• **GOAL**: Omit every picture while repeating the entries exactly.

• **GIVEN RECORDS**:
**********
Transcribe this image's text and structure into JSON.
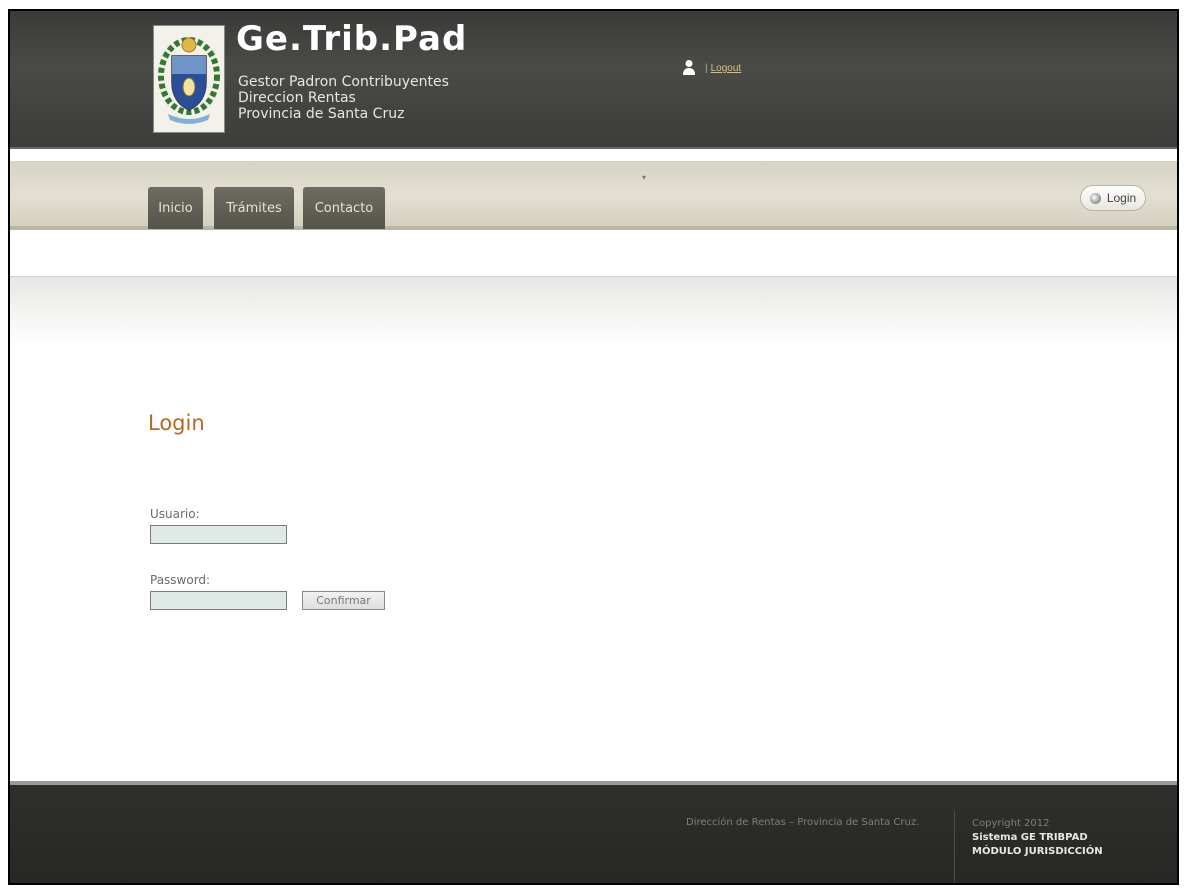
{
  "header": {
    "brand_title": "Ge.Trib.Pad",
    "subtitle_lines": [
      "Gestor Padron Contribuyentes",
      "Direccion Rentas",
      "Provincia de Santa Cruz"
    ],
    "user_icon": "user-icon",
    "separator": "|",
    "logout_label": "Logout"
  },
  "nav": {
    "tabs": [
      {
        "label": "Inicio"
      },
      {
        "label": "Trámites"
      },
      {
        "label": "Contacto"
      }
    ],
    "dropdown_glyph": "▾",
    "login_button_label": "Login",
    "login_icon": "power-icon"
  },
  "main": {
    "heading": "Login",
    "usuario_label": "Usuario:",
    "usuario_value": "",
    "password_label": "Password:",
    "password_value": "",
    "confirm_label": "Confirmar"
  },
  "footer": {
    "left_text": "Dirección de Rentas – Provincia de Santa Cruz.",
    "copyright": "Copyright 2012",
    "system_name": "Sistema GE TRIBPAD",
    "module_name": "MÓDULO JURISDICCIÓN"
  },
  "colors": {
    "accent_heading": "#b56a1f",
    "header_bg": "#3f3f3d",
    "nav_bg": "#dcd9ca",
    "tab_bg": "#5e5d55",
    "input_bg": "#dfe9e6",
    "footer_bg": "#2b2b29"
  }
}
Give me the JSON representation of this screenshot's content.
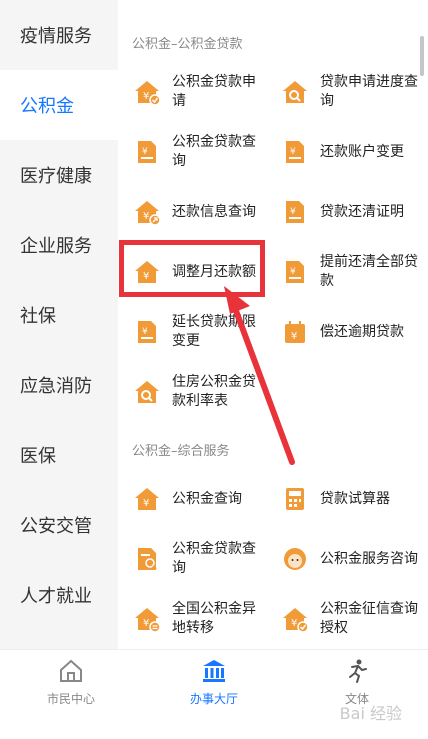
{
  "sidebar": {
    "items": [
      {
        "label": "疫情服务"
      },
      {
        "label": "公积金"
      },
      {
        "label": "医疗健康"
      },
      {
        "label": "企业服务"
      },
      {
        "label": "社保"
      },
      {
        "label": "应急消防"
      },
      {
        "label": "医保"
      },
      {
        "label": "公安交管"
      },
      {
        "label": "人才就业"
      }
    ],
    "active_index": 1
  },
  "section1": {
    "title": "公积金–公积金贷款",
    "items": [
      {
        "label": "公积金贷款申请",
        "icon": "house-check-icon"
      },
      {
        "label": "贷款申请进度查询",
        "icon": "house-search-icon"
      },
      {
        "label": "公积金贷款查询",
        "icon": "document-yen-icon"
      },
      {
        "label": "还款账户变更",
        "icon": "document-yen-icon"
      },
      {
        "label": "还款信息查询",
        "icon": "house-arrow-icon"
      },
      {
        "label": "贷款还清证明",
        "icon": "document-yen-icon"
      },
      {
        "label": "调整月还款额",
        "icon": "house-yen-icon"
      },
      {
        "label": "提前还清全部贷款",
        "icon": "document-yen-icon"
      },
      {
        "label": "延长贷款期限变更",
        "icon": "document-yen-icon"
      },
      {
        "label": "偿还逾期贷款",
        "icon": "calendar-yen-icon"
      },
      {
        "label": "住房公积金贷款利率表",
        "icon": "house-search-icon"
      }
    ]
  },
  "section2": {
    "title": "公积金–综合服务",
    "items": [
      {
        "label": "公积金查询",
        "icon": "house-yen-icon"
      },
      {
        "label": "贷款试算器",
        "icon": "calculator-icon"
      },
      {
        "label": "公积金贷款查询",
        "icon": "document-search-icon"
      },
      {
        "label": "公积金服务咨询",
        "icon": "service-agent-icon"
      },
      {
        "label": "全国公积金异地转移",
        "icon": "house-transfer-icon"
      },
      {
        "label": "公积金征信查询授权",
        "icon": "house-check-icon"
      }
    ]
  },
  "tabbar": {
    "items": [
      {
        "label": "市民中心",
        "icon": "home-icon"
      },
      {
        "label": "办事大厅",
        "icon": "hall-icon"
      },
      {
        "label": "文体",
        "icon": "runner-icon"
      }
    ],
    "active_index": 1
  },
  "colors": {
    "accent": "#1677ff",
    "icon": "#f19a38",
    "highlight": "#e8333a"
  }
}
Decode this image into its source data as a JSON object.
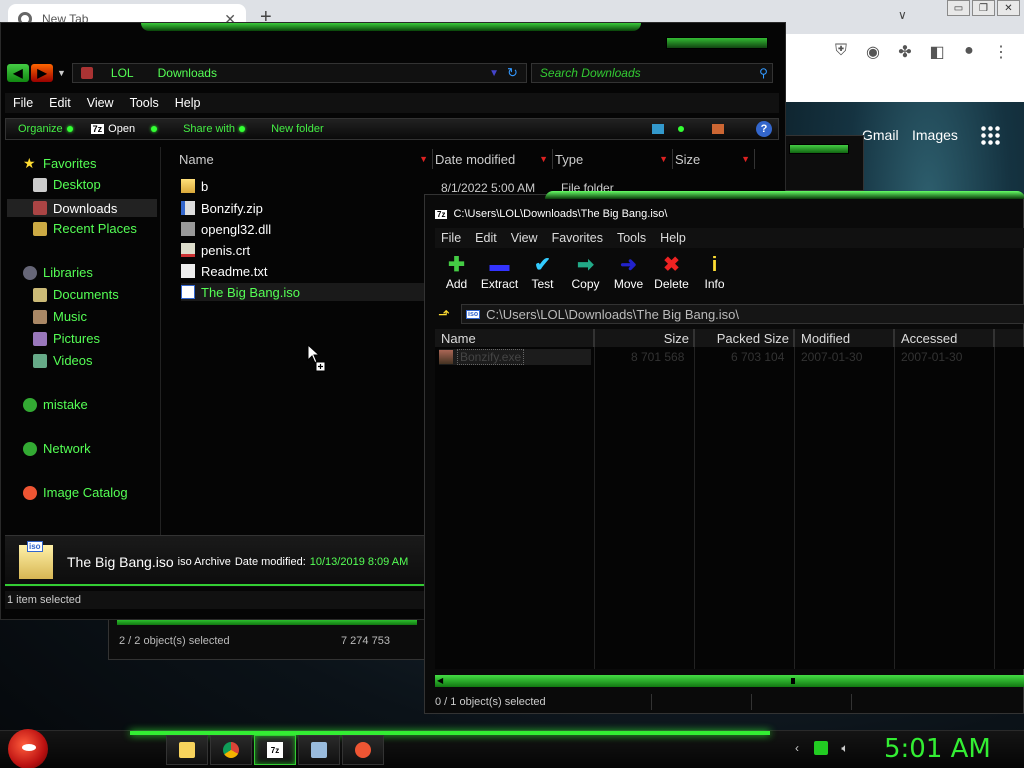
{
  "chrome": {
    "tab_title": "New Tab",
    "new_tab": "+",
    "close": "✕",
    "dropdown": "∨",
    "window_buttons": [
      "▭",
      "❐",
      "✕"
    ],
    "links": [
      "Gmail",
      "Images"
    ]
  },
  "explorer": {
    "breadcrumb": [
      "LOL",
      "Downloads"
    ],
    "search_placeholder": "Search Downloads",
    "menu": [
      "File",
      "Edit",
      "View",
      "Tools",
      "Help"
    ],
    "commands": [
      "Organize",
      "Open",
      "Share with",
      "New folder"
    ],
    "open_badge": "7z",
    "help": "?",
    "nav": {
      "favorites": "Favorites",
      "desktop": "Desktop",
      "downloads": "Downloads",
      "recent": "Recent Places",
      "libraries": "Libraries",
      "documents": "Documents",
      "music": "Music",
      "pictures": "Pictures",
      "videos": "Videos",
      "mistake": "mistake",
      "network": "Network",
      "image_catalog": "Image Catalog"
    },
    "columns": [
      "Name",
      "Date modified",
      "Type",
      "Size"
    ],
    "files": [
      "b",
      "Bonzify.zip",
      "opengl32.dll",
      "penis.crt",
      "Readme.txt",
      "The Big Bang.iso"
    ],
    "first_row_date": "8/1/2022 5:00 AM",
    "first_row_type": "File folder",
    "details": {
      "icon_badge": "iso",
      "name": "The Big Bang.iso",
      "type": "iso Archive",
      "date_label": "Date modified:",
      "date_value": "10/13/2019 8:09 AM"
    },
    "status": "1 item selected"
  },
  "behind_window": {
    "status_left": "2 / 2 object(s) selected",
    "status_right": "7 274 753"
  },
  "zip": {
    "icon": "7z",
    "title": "C:\\Users\\LOL\\Downloads\\The Big Bang.iso\\",
    "menu": [
      "File",
      "Edit",
      "View",
      "Favorites",
      "Tools",
      "Help"
    ],
    "tools": [
      {
        "label": "Add",
        "glyph": "✚"
      },
      {
        "label": "Extract",
        "glyph": "▬"
      },
      {
        "label": "Test",
        "glyph": "✔"
      },
      {
        "label": "Copy",
        "glyph": "➡"
      },
      {
        "label": "Move",
        "glyph": "➜"
      },
      {
        "label": "Delete",
        "glyph": "✖"
      },
      {
        "label": "Info",
        "glyph": "i"
      }
    ],
    "path": "C:\\Users\\LOL\\Downloads\\The Big Bang.iso\\",
    "path_badge": "iso",
    "columns": [
      "Name",
      "Size",
      "Packed Size",
      "Modified",
      "Accessed"
    ],
    "row": {
      "name": "Bonzify.exe",
      "size": "8 701 568",
      "packed": "6 703 104",
      "modified": "2007-01-30",
      "accessed": "2007-01-30"
    },
    "status": "0 / 1 object(s) selected"
  },
  "taskbar": {
    "clock": "5:01 AM",
    "zip_badge": "7z"
  }
}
**********
• **TASK OUTPUT**:
Transcribe this image's text and structure into JSON.
{
  "header": {
    "brand_title": "Ge.Trib.Pad",
    "subtitle_lines": [
      "Gestor Padron Contribuyentes",
      "Direccion Rentas",
      "Provincia de Santa Cruz"
    ],
    "user_icon": "user-icon",
    "separator": "|",
    "logout_label": "Logout"
  },
  "nav": {
    "tabs": [
      {
        "label": "Inicio"
      },
      {
        "label": "Trámites"
      },
      {
        "label": "Contacto"
      }
    ],
    "dropdown_glyph": "▾",
    "login_button_label": "Login",
    "login_icon": "power-icon"
  },
  "main": {
    "heading": "Login",
    "usuario_label": "Usuario:",
    "usuario_value": "",
    "password_label": "Password:",
    "password_value": "",
    "confirm_label": "Confirmar"
  },
  "footer": {
    "left_text": "Dirección de Rentas – Provincia de Santa Cruz.",
    "copyright": "Copyright 2012",
    "system_name": "Sistema GE TRIBPAD",
    "module_name": "MÓDULO JURISDICCIÓN"
  },
  "colors": {
    "accent_heading": "#b56a1f",
    "header_bg": "#3f3f3d",
    "nav_bg": "#dcd9ca",
    "tab_bg": "#5e5d55",
    "input_bg": "#dfe9e6",
    "footer_bg": "#2b2b29"
  }
}
Give me the JSON representation of this screenshot's content.
{
  "sidebar": {
    "items": [
      {
        "label": "疫情服务"
      },
      {
        "label": "公积金"
      },
      {
        "label": "医疗健康"
      },
      {
        "label": "企业服务"
      },
      {
        "label": "社保"
      },
      {
        "label": "应急消防"
      },
      {
        "label": "医保"
      },
      {
        "label": "公安交管"
      },
      {
        "label": "人才就业"
      }
    ],
    "active_index": 1
  },
  "section1": {
    "title": "公积金–公积金贷款",
    "items": [
      {
        "label": "公积金贷款申请",
        "icon": "house-check-icon"
      },
      {
        "label": "贷款申请进度查询",
        "icon": "house-search-icon"
      },
      {
        "label": "公积金贷款查询",
        "icon": "document-yen-icon"
      },
      {
        "label": "还款账户变更",
        "icon": "document-yen-icon"
      },
      {
        "label": "还款信息查询",
        "icon": "house-arrow-icon"
      },
      {
        "label": "贷款还清证明",
        "icon": "document-yen-icon"
      },
      {
        "label": "调整月还款额",
        "icon": "house-yen-icon"
      },
      {
        "label": "提前还清全部贷款",
        "icon": "document-yen-icon"
      },
      {
        "label": "延长贷款期限变更",
        "icon": "document-yen-icon"
      },
      {
        "label": "偿还逾期贷款",
        "icon": "calendar-yen-icon"
      },
      {
        "label": "住房公积金贷款利率表",
        "icon": "house-search-icon"
      }
    ]
  },
  "section2": {
    "title": "公积金–综合服务",
    "items": [
      {
        "label": "公积金查询",
        "icon": "house-yen-icon"
      },
      {
        "label": "贷款试算器",
        "icon": "calculator-icon"
      },
      {
        "label": "公积金贷款查询",
        "icon": "document-search-icon"
      },
      {
        "label": "公积金服务咨询",
        "icon": "service-agent-icon"
      },
      {
        "label": "全国公积金异地转移",
        "icon": "house-transfer-icon"
      },
      {
        "label": "公积金征信查询授权",
        "icon": "house-check-icon"
      }
    ]
  },
  "tabbar": {
    "items": [
      {
        "label": "市民中心",
        "icon": "home-icon"
      },
      {
        "label": "办事大厅",
        "icon": "hall-icon"
      },
      {
        "label": "文体",
        "icon": "runner-icon"
      }
    ],
    "active_index": 1
  },
  "colors": {
    "accent": "#1677ff",
    "icon": "#f19a38",
    "highlight": "#e8333a"
  }
}
Decode this image into its source data as a JSON object.
{
  "chrome": {
    "tab_title": "New Tab",
    "new_tab": "+",
    "close": "✕",
    "dropdown": "∨",
    "window_buttons": [
      "▭",
      "❐",
      "✕"
    ],
    "links": [
      "Gmail",
      "Images"
    ]
  },
  "explorer": {
    "breadcrumb": [
      "LOL",
      "Downloads"
    ],
    "search_placeholder": "Search Downloads",
    "menu": [
      "File",
      "Edit",
      "View",
      "Tools",
      "Help"
    ],
    "commands": [
      "Organize",
      "Open",
      "Share with",
      "New folder"
    ],
    "open_badge": "7z",
    "help": "?",
    "nav": {
      "favorites": "Favorites",
      "desktop": "Desktop",
      "downloads": "Downloads",
      "recent": "Recent Places",
      "libraries": "Libraries",
      "documents": "Documents",
      "music": "Music",
      "pictures": "Pictures",
      "videos": "Videos",
      "mistake": "mistake",
      "network": "Network",
      "image_catalog": "Image Catalog"
    },
    "columns": [
      "Name",
      "Date modified",
      "Type",
      "Size"
    ],
    "files": [
      "b",
      "Bonzify.zip",
      "opengl32.dll",
      "penis.crt",
      "Readme.txt",
      "The Big Bang.iso"
    ],
    "first_row_date": "8/1/2022 5:00 AM",
    "first_row_type": "File folder",
    "details": {
      "icon_badge": "iso",
      "name": "The Big Bang.iso",
      "type": "iso Archive",
      "date_label": "Date modified:",
      "date_value": "10/13/2019 8:09 AM"
    },
    "status": "1 item selected"
  },
  "behind_window": {
    "status_left": "2 / 2 object(s) selected",
    "status_right": "7 274 753"
  },
  "zip": {
    "icon": "7z",
    "title": "C:\\Users\\LOL\\Downloads\\The Big Bang.iso\\",
    "menu": [
      "File",
      "Edit",
      "View",
      "Favorites",
      "Tools",
      "Help"
    ],
    "tools": [
      {
        "label": "Add",
        "glyph": "✚"
      },
      {
        "label": "Extract",
        "glyph": "▬"
      },
      {
        "label": "Test",
        "glyph": "✔"
      },
      {
        "label": "Copy",
        "glyph": "➡"
      },
      {
        "label": "Move",
        "glyph": "➜"
      },
      {
        "label": "Delete",
        "glyph": "✖"
      },
      {
        "label": "Info",
        "glyph": "i"
      }
    ],
    "path": "C:\\Users\\LOL\\Downloads\\The Big Bang.iso\\",
    "path_badge": "iso",
    "columns": [
      "Name",
      "Size",
      "Packed Size",
      "Modified",
      "Accessed"
    ],
    "row": {
      "name": "Bonzify.exe",
      "size": "8 701 568",
      "packed": "6 703 104",
      "modified": "2007-01-30",
      "accessed": "2007-01-30"
    },
    "status": "0 / 1 object(s) selected"
  },
  "taskbar": {
    "clock": "5:01 AM",
    "zip_badge": "7z"
  }
}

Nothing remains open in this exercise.